Data provided:
^^^^^^^^
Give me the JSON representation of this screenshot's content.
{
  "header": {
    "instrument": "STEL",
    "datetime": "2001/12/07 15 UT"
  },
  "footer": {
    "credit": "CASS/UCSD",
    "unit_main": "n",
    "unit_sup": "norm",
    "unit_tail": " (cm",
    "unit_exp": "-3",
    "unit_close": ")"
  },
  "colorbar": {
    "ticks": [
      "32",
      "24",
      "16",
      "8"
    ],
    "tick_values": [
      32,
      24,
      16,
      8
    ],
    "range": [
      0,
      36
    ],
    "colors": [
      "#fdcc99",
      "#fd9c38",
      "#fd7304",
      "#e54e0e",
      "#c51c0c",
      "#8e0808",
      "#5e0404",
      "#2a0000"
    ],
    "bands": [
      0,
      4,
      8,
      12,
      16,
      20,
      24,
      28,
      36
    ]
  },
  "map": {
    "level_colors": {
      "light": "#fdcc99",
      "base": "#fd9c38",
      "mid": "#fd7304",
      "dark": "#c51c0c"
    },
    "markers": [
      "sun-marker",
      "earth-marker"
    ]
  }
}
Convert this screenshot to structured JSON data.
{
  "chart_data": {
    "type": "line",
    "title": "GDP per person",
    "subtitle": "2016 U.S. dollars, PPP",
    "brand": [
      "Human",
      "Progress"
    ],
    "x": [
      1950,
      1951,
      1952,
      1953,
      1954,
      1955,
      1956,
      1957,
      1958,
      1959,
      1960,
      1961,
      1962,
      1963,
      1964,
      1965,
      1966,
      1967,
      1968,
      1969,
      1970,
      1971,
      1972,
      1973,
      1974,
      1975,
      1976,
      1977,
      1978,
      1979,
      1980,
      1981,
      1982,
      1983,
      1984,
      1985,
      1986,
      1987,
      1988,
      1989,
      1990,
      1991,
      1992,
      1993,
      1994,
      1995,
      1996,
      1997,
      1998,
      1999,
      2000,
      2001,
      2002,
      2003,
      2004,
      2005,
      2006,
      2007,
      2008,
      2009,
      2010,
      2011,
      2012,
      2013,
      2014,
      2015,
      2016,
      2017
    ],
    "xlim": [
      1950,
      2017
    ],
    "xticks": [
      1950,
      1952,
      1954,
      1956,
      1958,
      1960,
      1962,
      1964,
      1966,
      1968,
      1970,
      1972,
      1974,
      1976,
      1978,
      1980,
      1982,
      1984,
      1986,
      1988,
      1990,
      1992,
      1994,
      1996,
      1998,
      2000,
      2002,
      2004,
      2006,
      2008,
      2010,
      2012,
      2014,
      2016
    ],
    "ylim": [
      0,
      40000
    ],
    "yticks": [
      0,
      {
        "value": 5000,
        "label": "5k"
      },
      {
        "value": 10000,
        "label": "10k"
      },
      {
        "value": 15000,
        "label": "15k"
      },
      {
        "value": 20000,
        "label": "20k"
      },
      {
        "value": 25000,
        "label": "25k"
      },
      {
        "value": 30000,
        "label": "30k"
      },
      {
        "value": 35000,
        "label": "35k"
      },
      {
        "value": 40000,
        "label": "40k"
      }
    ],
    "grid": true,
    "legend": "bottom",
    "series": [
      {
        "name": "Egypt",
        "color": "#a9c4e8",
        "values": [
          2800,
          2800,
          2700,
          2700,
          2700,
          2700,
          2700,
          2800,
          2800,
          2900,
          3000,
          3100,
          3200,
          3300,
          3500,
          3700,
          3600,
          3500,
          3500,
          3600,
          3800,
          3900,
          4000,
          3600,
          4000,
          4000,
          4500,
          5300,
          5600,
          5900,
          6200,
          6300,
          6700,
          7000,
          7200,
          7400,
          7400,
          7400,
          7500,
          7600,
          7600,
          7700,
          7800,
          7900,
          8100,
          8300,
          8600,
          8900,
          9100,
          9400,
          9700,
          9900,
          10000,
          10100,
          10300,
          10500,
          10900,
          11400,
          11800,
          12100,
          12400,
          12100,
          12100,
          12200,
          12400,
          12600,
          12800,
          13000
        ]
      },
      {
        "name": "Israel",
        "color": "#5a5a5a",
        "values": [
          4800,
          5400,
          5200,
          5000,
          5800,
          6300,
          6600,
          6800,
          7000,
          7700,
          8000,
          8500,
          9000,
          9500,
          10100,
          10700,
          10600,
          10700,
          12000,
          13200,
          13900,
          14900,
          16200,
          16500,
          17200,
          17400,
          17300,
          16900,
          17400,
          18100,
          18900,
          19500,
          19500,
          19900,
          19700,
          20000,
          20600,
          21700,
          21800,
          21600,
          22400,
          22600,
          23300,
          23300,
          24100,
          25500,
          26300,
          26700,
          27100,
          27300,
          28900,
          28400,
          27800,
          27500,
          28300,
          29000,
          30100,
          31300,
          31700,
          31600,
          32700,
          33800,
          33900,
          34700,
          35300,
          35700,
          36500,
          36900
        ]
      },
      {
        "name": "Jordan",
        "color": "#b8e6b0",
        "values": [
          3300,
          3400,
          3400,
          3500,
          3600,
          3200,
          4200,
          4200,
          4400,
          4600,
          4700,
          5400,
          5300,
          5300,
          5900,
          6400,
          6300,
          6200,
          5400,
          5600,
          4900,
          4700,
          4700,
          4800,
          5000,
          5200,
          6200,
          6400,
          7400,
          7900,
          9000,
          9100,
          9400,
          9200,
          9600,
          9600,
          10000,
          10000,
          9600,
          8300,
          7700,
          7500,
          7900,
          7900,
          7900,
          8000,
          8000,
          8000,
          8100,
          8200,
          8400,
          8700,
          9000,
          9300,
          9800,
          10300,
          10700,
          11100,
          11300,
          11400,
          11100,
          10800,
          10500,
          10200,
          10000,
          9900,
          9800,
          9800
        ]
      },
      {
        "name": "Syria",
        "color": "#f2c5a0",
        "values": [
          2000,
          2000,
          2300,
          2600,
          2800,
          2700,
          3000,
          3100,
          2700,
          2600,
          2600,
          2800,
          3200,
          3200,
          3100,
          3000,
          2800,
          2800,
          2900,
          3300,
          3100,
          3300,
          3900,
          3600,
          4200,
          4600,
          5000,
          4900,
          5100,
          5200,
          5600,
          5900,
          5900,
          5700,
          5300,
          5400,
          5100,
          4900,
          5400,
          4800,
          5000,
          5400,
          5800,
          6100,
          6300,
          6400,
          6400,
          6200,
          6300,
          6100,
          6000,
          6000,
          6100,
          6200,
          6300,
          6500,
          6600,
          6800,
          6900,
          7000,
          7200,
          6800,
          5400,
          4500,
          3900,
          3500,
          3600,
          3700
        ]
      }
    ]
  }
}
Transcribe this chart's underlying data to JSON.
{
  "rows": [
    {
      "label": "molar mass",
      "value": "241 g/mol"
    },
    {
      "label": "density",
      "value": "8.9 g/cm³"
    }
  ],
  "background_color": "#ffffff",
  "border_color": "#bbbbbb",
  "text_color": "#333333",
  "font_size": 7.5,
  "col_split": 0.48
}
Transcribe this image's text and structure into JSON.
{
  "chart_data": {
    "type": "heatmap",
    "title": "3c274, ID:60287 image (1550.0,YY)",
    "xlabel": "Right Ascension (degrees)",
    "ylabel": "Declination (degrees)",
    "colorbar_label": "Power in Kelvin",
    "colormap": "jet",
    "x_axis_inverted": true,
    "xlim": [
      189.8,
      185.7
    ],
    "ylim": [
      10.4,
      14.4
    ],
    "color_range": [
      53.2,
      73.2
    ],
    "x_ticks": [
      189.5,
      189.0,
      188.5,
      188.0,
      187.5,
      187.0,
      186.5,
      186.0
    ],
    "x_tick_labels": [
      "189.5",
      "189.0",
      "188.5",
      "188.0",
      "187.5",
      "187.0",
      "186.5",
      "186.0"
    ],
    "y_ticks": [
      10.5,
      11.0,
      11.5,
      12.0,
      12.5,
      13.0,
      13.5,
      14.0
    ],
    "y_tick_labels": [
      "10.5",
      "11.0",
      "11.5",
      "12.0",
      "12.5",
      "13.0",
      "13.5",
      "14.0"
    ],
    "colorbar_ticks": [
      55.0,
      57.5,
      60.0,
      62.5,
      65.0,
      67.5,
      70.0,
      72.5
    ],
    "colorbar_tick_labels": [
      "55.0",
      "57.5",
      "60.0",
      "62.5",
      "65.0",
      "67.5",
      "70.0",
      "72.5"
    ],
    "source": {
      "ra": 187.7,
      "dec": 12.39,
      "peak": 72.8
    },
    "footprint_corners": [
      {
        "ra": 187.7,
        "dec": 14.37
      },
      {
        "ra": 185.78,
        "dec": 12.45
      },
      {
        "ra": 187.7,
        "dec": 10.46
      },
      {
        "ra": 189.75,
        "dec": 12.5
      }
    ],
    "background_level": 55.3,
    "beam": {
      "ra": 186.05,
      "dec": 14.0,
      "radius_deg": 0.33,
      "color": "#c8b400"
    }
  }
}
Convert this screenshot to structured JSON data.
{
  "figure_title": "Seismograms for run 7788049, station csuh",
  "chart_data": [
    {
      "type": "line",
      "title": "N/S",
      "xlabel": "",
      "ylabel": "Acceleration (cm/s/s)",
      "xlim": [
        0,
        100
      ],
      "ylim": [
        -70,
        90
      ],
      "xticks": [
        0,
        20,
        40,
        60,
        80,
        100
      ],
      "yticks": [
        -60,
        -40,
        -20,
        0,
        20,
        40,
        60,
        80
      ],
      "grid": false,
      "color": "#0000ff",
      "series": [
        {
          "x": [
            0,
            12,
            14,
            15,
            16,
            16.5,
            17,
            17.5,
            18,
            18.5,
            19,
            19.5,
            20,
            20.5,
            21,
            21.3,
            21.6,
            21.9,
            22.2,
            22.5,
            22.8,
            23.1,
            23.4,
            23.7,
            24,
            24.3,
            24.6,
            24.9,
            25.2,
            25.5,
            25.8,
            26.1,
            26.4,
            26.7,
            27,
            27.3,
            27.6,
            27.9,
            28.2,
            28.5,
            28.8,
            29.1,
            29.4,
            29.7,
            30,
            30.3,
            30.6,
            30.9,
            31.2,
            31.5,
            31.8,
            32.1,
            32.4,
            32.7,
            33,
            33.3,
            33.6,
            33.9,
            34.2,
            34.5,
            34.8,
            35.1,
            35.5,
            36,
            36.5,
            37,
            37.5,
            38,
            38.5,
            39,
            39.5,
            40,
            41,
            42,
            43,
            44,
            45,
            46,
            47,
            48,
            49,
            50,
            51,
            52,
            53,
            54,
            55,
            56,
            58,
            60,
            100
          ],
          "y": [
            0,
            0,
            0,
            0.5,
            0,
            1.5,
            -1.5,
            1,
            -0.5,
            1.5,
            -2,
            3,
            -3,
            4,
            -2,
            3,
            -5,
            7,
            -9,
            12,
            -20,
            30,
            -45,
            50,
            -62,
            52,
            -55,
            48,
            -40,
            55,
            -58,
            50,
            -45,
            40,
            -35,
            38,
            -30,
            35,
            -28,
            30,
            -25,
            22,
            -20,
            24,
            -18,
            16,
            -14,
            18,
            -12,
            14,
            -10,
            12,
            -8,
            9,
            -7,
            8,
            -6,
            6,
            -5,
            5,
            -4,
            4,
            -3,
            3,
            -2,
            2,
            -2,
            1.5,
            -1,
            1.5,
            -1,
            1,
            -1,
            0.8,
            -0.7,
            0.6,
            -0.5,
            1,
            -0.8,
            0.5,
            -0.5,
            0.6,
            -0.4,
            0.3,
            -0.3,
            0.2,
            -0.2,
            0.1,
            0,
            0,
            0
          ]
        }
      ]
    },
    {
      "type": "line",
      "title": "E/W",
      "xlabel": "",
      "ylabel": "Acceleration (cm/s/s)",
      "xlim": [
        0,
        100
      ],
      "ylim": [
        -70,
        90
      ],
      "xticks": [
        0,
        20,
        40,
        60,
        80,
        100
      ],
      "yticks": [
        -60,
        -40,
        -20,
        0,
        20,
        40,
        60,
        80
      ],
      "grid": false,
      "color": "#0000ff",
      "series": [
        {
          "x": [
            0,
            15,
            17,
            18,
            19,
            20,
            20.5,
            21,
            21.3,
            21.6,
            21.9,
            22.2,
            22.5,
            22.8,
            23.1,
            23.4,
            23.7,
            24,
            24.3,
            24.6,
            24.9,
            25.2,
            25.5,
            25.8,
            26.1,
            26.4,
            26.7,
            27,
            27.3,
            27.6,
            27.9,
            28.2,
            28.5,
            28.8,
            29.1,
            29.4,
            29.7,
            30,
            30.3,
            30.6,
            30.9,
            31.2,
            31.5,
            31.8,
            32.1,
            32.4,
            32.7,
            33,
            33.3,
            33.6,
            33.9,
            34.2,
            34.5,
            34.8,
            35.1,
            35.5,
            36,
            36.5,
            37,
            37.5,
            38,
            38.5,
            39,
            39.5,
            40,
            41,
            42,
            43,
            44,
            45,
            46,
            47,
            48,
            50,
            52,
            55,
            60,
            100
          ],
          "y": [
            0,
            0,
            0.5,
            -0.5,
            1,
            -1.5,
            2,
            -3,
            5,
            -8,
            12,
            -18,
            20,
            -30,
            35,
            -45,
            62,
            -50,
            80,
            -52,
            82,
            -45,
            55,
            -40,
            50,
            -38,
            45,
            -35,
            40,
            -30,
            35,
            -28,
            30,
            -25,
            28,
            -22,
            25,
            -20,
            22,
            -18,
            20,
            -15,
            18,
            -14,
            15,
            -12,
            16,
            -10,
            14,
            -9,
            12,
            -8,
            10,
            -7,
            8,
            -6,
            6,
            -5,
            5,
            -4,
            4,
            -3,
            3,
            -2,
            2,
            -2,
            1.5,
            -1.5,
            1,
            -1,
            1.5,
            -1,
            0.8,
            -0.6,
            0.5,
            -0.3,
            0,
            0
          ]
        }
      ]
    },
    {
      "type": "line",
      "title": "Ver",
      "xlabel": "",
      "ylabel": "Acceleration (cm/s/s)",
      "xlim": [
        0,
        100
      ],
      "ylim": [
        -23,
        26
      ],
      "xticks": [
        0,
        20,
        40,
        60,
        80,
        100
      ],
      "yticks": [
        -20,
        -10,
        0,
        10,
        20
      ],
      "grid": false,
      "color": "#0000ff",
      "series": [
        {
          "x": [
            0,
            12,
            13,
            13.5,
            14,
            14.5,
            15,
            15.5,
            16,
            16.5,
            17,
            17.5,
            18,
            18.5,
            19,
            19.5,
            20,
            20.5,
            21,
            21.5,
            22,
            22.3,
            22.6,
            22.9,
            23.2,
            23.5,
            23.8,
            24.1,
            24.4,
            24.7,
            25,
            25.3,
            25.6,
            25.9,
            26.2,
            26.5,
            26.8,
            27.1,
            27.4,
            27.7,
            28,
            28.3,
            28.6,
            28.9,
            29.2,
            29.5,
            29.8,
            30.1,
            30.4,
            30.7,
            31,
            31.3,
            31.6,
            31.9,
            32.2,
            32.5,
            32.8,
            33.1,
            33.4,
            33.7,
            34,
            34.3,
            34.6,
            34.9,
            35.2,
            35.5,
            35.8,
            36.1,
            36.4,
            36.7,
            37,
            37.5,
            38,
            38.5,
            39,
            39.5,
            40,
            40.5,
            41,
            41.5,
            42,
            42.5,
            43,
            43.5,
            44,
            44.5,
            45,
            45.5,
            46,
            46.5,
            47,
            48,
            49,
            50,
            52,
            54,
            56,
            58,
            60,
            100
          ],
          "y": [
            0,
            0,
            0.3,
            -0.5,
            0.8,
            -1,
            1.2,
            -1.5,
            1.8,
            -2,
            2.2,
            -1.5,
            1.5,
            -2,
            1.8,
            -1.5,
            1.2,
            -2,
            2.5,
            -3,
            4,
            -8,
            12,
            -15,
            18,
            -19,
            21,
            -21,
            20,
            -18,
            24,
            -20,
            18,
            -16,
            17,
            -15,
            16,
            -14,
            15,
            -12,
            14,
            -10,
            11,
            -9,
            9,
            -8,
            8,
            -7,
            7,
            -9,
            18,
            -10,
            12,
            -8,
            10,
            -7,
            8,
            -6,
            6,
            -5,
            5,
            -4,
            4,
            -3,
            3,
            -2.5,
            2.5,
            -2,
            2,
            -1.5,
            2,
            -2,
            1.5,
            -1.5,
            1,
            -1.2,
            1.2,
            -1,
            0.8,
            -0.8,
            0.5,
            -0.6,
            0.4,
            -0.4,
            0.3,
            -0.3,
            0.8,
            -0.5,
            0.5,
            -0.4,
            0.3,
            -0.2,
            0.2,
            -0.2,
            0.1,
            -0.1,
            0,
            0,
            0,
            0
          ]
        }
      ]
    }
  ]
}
^^^^^^^^
Exercise:
Using the listing, collect all lines in which the string "image" is found.

Full output:
Transcribe this image's text and structure into JSON.
    "title": "3c274, ID:60287 image (1550.0,YY)",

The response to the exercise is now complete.